-- Requirements --
a) In the SQL wage-share question, which column holds each worker's birth year?
b) Quote the SQL wage-share question from "What is wrong" through "SELECT peorglopnr, SUM(below26_loneink)/SUM(loneink)".

-- Given text --
begin

0

I have annual earnings (loneink) for 2007 for each individial ID (personlopnr), and I want to calculate for each company ID (peorglopnr) how much of the total wage bill was paid to worker born after 1980 (birth year is fodelsear), in aggregate. However, the code below produces a share column which is 0 for a vast majority of the cases and 1 for the rest. (To be clear, the code with WHERE loneink > 0 as below produces only 1s — the zero comeback without that condition and having a NULLIF to make sure I never divide by zero.) While there are many firms with no young workers, it is clearly not the case that all the other firms are young-only.

What is wrong here? This wasn't the way to generate a "young-wage" variable where for older workers earnings are zero, so the sum is only for the young? Or in theory this is OK, but I got the CASE WHEN wrong? Or the SUM/SUM misbehaves with GROUP BY?

What is a better way to do this?

CREATE VIEW sys.over26_2007 (personlopnr,peorglopnr,loneink,below26_loneink) AS (
SELECT personlopnr,peorglopnr,loneink, CASE WHEN fodelsear < 1981 THEN 0 ELSE loneink END AS below26_loneink
FROM sys.ds_chocker_lev_lisaindivid_2007 WHERE loneink > 0
);
SELECT COUNT(*) FROM over26_2007;

CREATE VIEW sys.share26_2007 (peorglopnr,share26_2007) AS (
SELECT peorglopnr, SUM(below26_loneink)/SUM(loneink)

end

-- Records provided --
begin

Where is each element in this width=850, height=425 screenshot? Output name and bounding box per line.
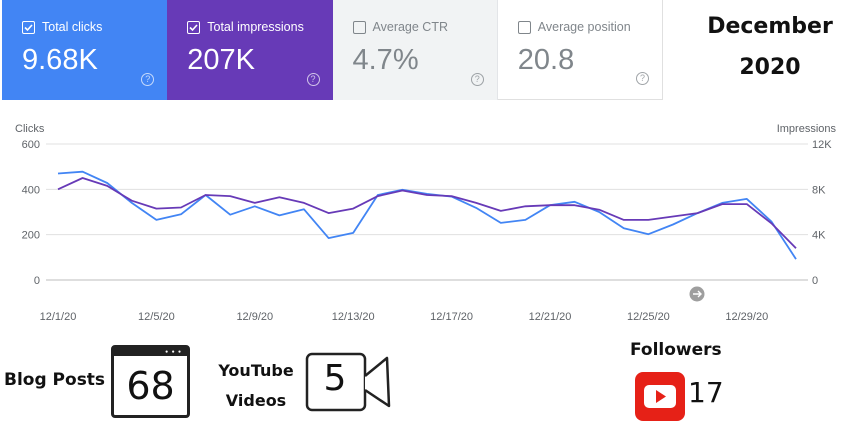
browser-window-icon: ● ● ● 68 <box>111 345 190 418</box>
right-tick-label: 4K <box>812 230 826 242</box>
right-tick-label: 8K <box>812 184 826 196</box>
total-impressions-card[interactable]: Total impressions 207K ? <box>167 0 333 100</box>
youtube-videos-label: YouTube Videos <box>215 356 297 416</box>
left-tick-label: 0 <box>34 275 40 287</box>
total-clicks-card[interactable]: Total clicks 9.68K ? <box>2 0 168 100</box>
card-value: 207K <box>187 44 255 76</box>
youtube-logo-icon <box>635 372 685 421</box>
x-tick-label: 12/1/20 <box>40 311 77 323</box>
help-icon[interactable]: ? <box>141 73 155 86</box>
card-label: Average position <box>537 20 631 34</box>
month-title: December 2020 <box>707 14 833 80</box>
left-tick-label: 600 <box>22 139 40 151</box>
card-value: 20.8 <box>517 44 575 76</box>
x-tick-label: 12/5/20 <box>138 311 175 323</box>
left-tick-label: 200 <box>22 230 40 242</box>
card-label: Average CTR <box>372 20 449 34</box>
right-tick-label: 0 <box>812 275 818 287</box>
performance-chart: Clicks Impressions 600 12K 400 8K 200 4K 0 0 12/1/… <box>15 123 837 323</box>
arrow-right-icon <box>693 290 702 298</box>
help-icon[interactable]: ? <box>306 73 320 86</box>
window-dots-icon: ● ● ● <box>165 349 182 355</box>
x-tick-label: 12/25/20 <box>627 311 670 323</box>
checkbox-unchecked-icon[interactable] <box>352 21 366 34</box>
metric-cards: Total clicks 9.68K ? Total impressions 2… <box>2 0 663 100</box>
followers-count: 17 <box>688 376 724 409</box>
youtube-videos-count: 5 <box>323 358 347 399</box>
right-tick-label: 12K <box>812 139 832 151</box>
x-tick-label: 12/21/20 <box>529 311 572 323</box>
followers-label: Followers <box>630 340 722 360</box>
help-icon[interactable]: ? <box>470 73 484 86</box>
x-tick-label: 12/13/20 <box>332 311 375 323</box>
help-icon[interactable]: ? <box>636 72 649 85</box>
average-ctr-card[interactable]: Average CTR 4.7% ? <box>332 0 498 100</box>
series-line-impressions <box>57 177 797 249</box>
average-position-card[interactable]: Average position 20.8 ? <box>497 0 663 100</box>
card-value: 9.68K <box>22 44 98 76</box>
left-tick-label: 400 <box>22 184 40 196</box>
youtube-label-line1: YouTube <box>218 361 294 380</box>
browser-titlebar: ● ● ● <box>114 348 187 356</box>
x-tick-label: 12/9/20 <box>236 311 273 323</box>
card-label: Total clicks <box>42 20 103 34</box>
x-tick-label: 12/29/20 <box>725 311 768 323</box>
card-label: Total impressions <box>207 20 304 34</box>
x-tick-label: 12/17/20 <box>430 311 473 323</box>
card-value: 4.7% <box>352 44 419 76</box>
checkbox-checked-icon[interactable] <box>22 21 35 34</box>
blog-posts-label: Blog Posts <box>4 370 106 390</box>
blog-posts-count: 68 <box>126 364 175 408</box>
youtube-label-line2: Videos <box>225 391 287 410</box>
left-axis-label: Clicks <box>15 123 45 135</box>
video-camera-icon: 5 <box>305 352 391 412</box>
series-line-clicks <box>57 170 797 260</box>
right-axis-label: Impressions <box>777 123 837 135</box>
checkbox-checked-icon[interactable] <box>187 21 201 34</box>
checkbox-unchecked-icon[interactable] <box>517 21 531 34</box>
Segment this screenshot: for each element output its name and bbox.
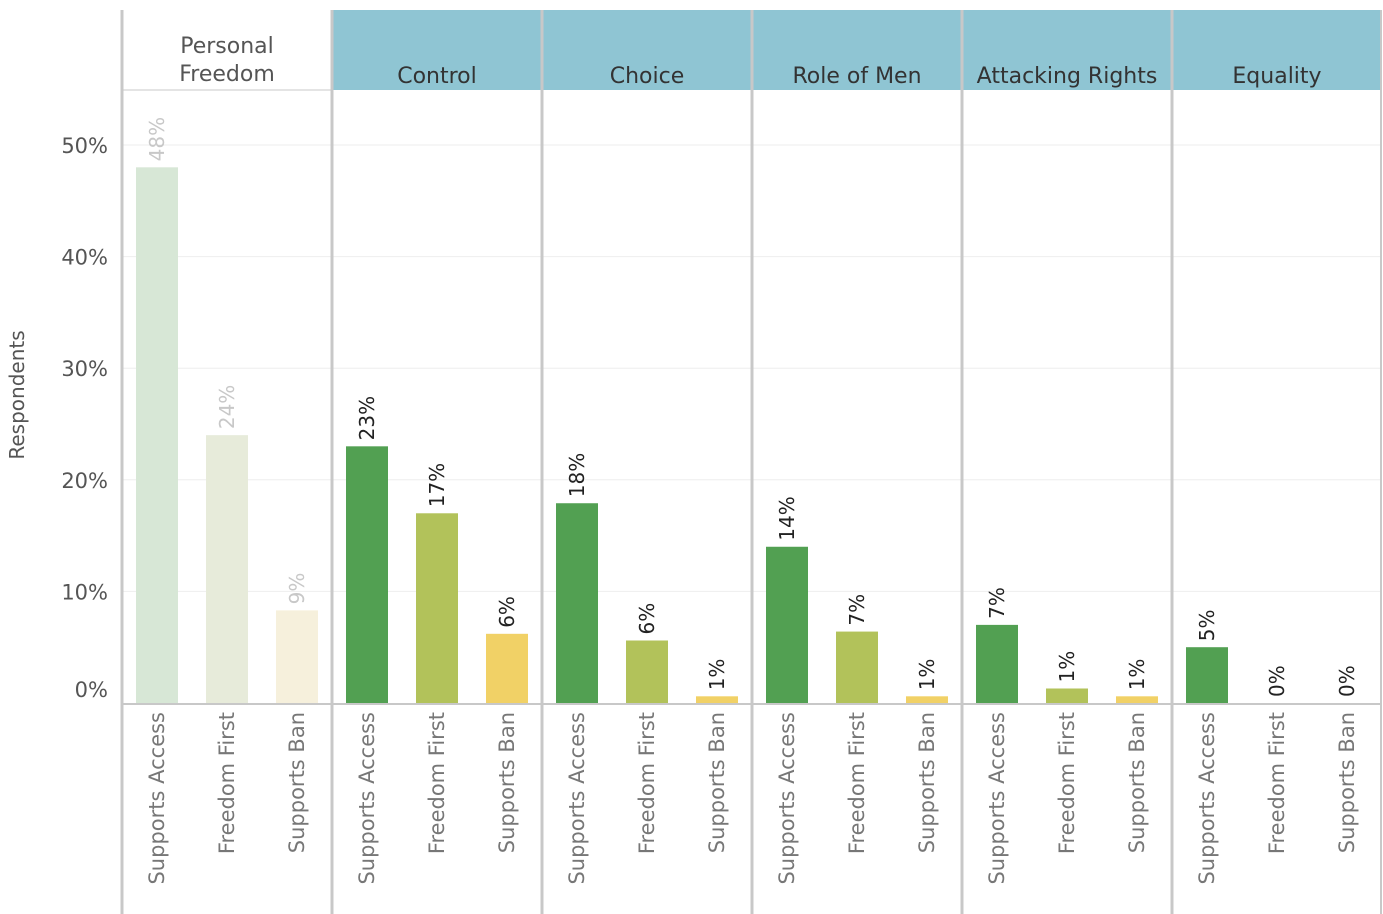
x-category-label: Supports Access	[985, 712, 1009, 885]
bar-value-label: 1%	[705, 659, 729, 691]
bar	[836, 631, 878, 703]
bar	[276, 610, 318, 703]
bar-value-label: 1%	[1055, 651, 1079, 683]
y-tick-label: 40%	[61, 246, 108, 270]
bar-value-label: 5%	[1195, 609, 1219, 641]
panel-header-background	[1173, 10, 1382, 90]
x-category-label: Freedom First	[425, 712, 449, 854]
panel-title: Freedom	[179, 62, 275, 87]
x-category-label: Freedom First	[635, 712, 659, 854]
x-category-label: Supports Ban	[705, 712, 729, 853]
panel-header-background	[753, 10, 962, 90]
bar-value-label: 0%	[1335, 665, 1359, 697]
bar	[346, 446, 388, 703]
bar	[206, 435, 248, 703]
bar	[486, 633, 528, 703]
bar	[906, 696, 948, 703]
x-category-label: Supports Access	[355, 712, 379, 885]
bar	[976, 624, 1018, 703]
panel-title: Role of Men	[792, 64, 921, 89]
bar	[1046, 688, 1088, 703]
panel-header-background	[543, 10, 752, 90]
bar	[1186, 647, 1228, 703]
panel-title: Control	[397, 64, 477, 89]
y-tick-label: 30%	[61, 357, 108, 381]
bar	[766, 546, 808, 703]
y-tick-label: 0%	[75, 678, 108, 702]
panel-title: Equality	[1232, 64, 1321, 89]
bar-value-label: 1%	[1125, 659, 1149, 691]
bar	[1116, 696, 1158, 703]
panel-dividers	[120, 10, 1382, 914]
bar-value-label: 7%	[985, 587, 1009, 619]
bar-value-label: 23%	[355, 396, 379, 440]
x-category-label: Supports Ban	[285, 712, 309, 853]
x-category-label: Supports Ban	[915, 712, 939, 853]
x-category-label: Supports Access	[145, 712, 169, 885]
bar-value-label: 0%	[1265, 665, 1289, 697]
x-category-label: Supports Access	[565, 712, 589, 885]
panel-header-background	[963, 10, 1172, 90]
y-axis: Respondents 0% 10% 20% 30% 40% 50%	[5, 134, 108, 702]
x-category-label: Supports Access	[1195, 712, 1219, 885]
x-category-label: Freedom First	[215, 712, 239, 854]
bar-value-label: 17%	[425, 463, 449, 507]
x-category-label: Freedom First	[1055, 712, 1079, 854]
y-tick-label: 10%	[61, 580, 108, 604]
panel-title: Choice	[610, 64, 685, 89]
bar-value-label: 1%	[915, 659, 939, 691]
bars	[136, 167, 1228, 703]
bar-value-label: 24%	[215, 385, 239, 429]
bar-value-label: 48%	[145, 117, 169, 161]
bar	[136, 167, 178, 703]
bar-value-label: 6%	[635, 603, 659, 635]
bar-value-labels: 48% 24% 9% 23% 17% 6% 18% 6% 1% 14% 7% 1% 7% 1% 1% 5% 0%…	[145, 117, 1359, 697]
x-category-label: Freedom First	[845, 712, 869, 854]
bar-value-label: 6%	[495, 596, 519, 628]
bar-value-label: 14%	[775, 496, 799, 540]
x-category-label: Freedom First	[1265, 712, 1289, 854]
panel-headers: Personal Freedom Control Choice Role of Men A…	[122, 10, 1382, 91]
x-category-label: Supports Access	[775, 712, 799, 885]
bar	[696, 696, 738, 703]
panel-title: Personal	[180, 34, 274, 59]
y-tick-label: 50%	[61, 134, 108, 158]
bar	[556, 503, 598, 703]
x-category-label: Supports Ban	[1125, 712, 1149, 853]
y-axis-title: Respondents	[5, 330, 29, 459]
bar-value-label: 9%	[285, 573, 309, 605]
bar-value-label: 7%	[845, 594, 869, 626]
panel-header-background	[333, 10, 542, 90]
bar	[626, 640, 668, 703]
panel-title: Attacking Rights	[977, 64, 1158, 89]
bar	[416, 513, 458, 703]
x-category-label: Supports Ban	[495, 712, 519, 853]
x-axis-category-labels: Supports Access Freedom First Supports Ban…	[145, 712, 1359, 885]
x-category-label: Supports Ban	[1335, 712, 1359, 853]
y-tick-label: 20%	[61, 469, 108, 493]
bar-value-label: 18%	[565, 453, 589, 497]
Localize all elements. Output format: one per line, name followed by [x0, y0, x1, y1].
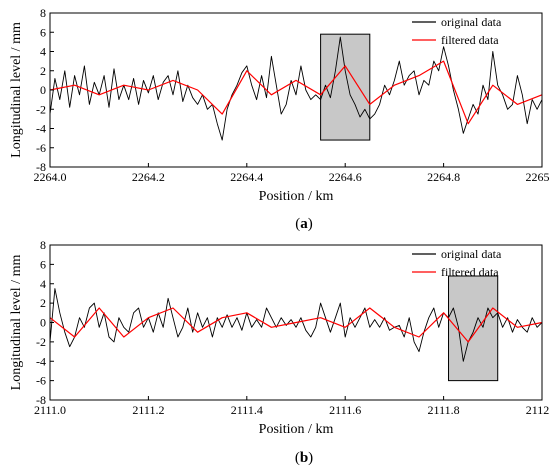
panel-b-y-axis-label: Longitudinal level / mm	[9, 255, 24, 391]
panel-a-legend-entry-1: filtered data	[441, 33, 499, 47]
panel-a-x-tick-label: 2264.6	[329, 170, 362, 184]
panel-a-panel-label: (a)	[295, 216, 313, 232]
panel-b-y-tick-label: 6	[40, 257, 46, 271]
panel-a-x-tick-label: 2264.8	[427, 170, 460, 184]
panel-b-y-tick-label: 2	[40, 296, 46, 310]
panel-b-x-tick-label: 2111.2	[132, 403, 164, 417]
panel-b-series-line-filtered-data	[49, 307, 543, 343]
panel-b-legend-entry-1: filtered data	[441, 265, 499, 279]
panel-a-y-tick-label: 4	[40, 45, 46, 59]
panel-a-legend-entry-0: original data	[441, 15, 502, 29]
panel-b-y-tick-label: 8	[40, 238, 46, 252]
panel-b-y-tick-label: -6	[36, 374, 46, 388]
panel-a-y-tick-label: -8	[36, 160, 46, 174]
panel-a-y-tick-label: 8	[40, 6, 46, 20]
panel-b-x-tick-label: 2112.0	[526, 403, 550, 417]
panel-a-x-tick-label: 2265.0	[526, 170, 550, 184]
panel-a-y-tick-label: -4	[36, 122, 46, 136]
panel-b-y-tick-label: -2	[36, 335, 46, 349]
panel-b-y-tick-label: 4	[40, 277, 46, 291]
panel-b-highlight-box	[448, 275, 499, 382]
panel-b-legend-entry-0: original data	[441, 247, 502, 261]
panel-a-series-line-original-data	[49, 36, 543, 141]
panel-b-x-tick-label: 2111.8	[428, 403, 460, 417]
panel-b-x-axis-label: Position / km	[259, 422, 334, 437]
panel-b-y-tick-label: -4	[36, 354, 46, 368]
panel-a-x-tick-label: 2264.0	[34, 170, 67, 184]
panel-a-highlight-box	[320, 33, 371, 141]
panel-b-series-line-original-data	[49, 288, 543, 362]
panel-a-y-tick-label: 6	[40, 25, 46, 39]
panel-a-y-tick-label: 2	[40, 64, 46, 78]
panel-a-x-tick-label: 2264.4	[230, 170, 263, 184]
panel-a-y-tick-label: 0	[40, 83, 46, 97]
panel-b-x-tick-label: 2111.4	[231, 403, 263, 417]
panel-a-y-axis-label: Longitudinal level / mm	[9, 22, 24, 158]
panel-b-x-tick-label: 2111.0	[34, 403, 66, 417]
panel-a-x-axis-label: Position / km	[259, 189, 334, 204]
panel-a-series-line-filtered-data	[49, 60, 543, 125]
panel-a-y-tick-label: -2	[36, 102, 46, 116]
panel-b-y-tick-label: -8	[36, 393, 46, 407]
panel-b-panel-label: (b)	[295, 450, 313, 466]
panel-a-y-tick-label: -6	[36, 141, 46, 155]
panel-a-x-tick-label: 2264.2	[132, 170, 165, 184]
panel-b-y-tick-label: 0	[40, 316, 46, 330]
panel-b-x-tick-label: 2111.6	[329, 403, 361, 417]
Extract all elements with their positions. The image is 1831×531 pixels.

end

-- Task-by-task solutions --
a) fodelsear

b)
What is wrong here? This wasn't the way to generate a "young-wage" variable where for older workers earnings are zero, so the sum is only for the young? Or in theory this is OK, but I got the CASE WHEN wrong? Or the SUM/SUM misbehaves with GROUP BY?

What is a better way to do this?

CREATE VIEW sys.over26_2007 (personlopnr,peorglopnr,loneink,below26_loneink) AS (
SELECT personlopnr,peorglopnr,loneink, CASE WHEN fodelsear < 1981 THEN 0 ELSE loneink END AS below26_loneink
FROM sys.ds_chocker_lev_lisaindivid_2007 WHERE loneink > 0
);
SELECT COUNT(*) FROM over26_2007;

CREATE VIEW sys.share26_2007 (peorglopnr,share26_2007) AS (
SELECT peorglopnr, SUM(below26_loneink)/SUM(loneink)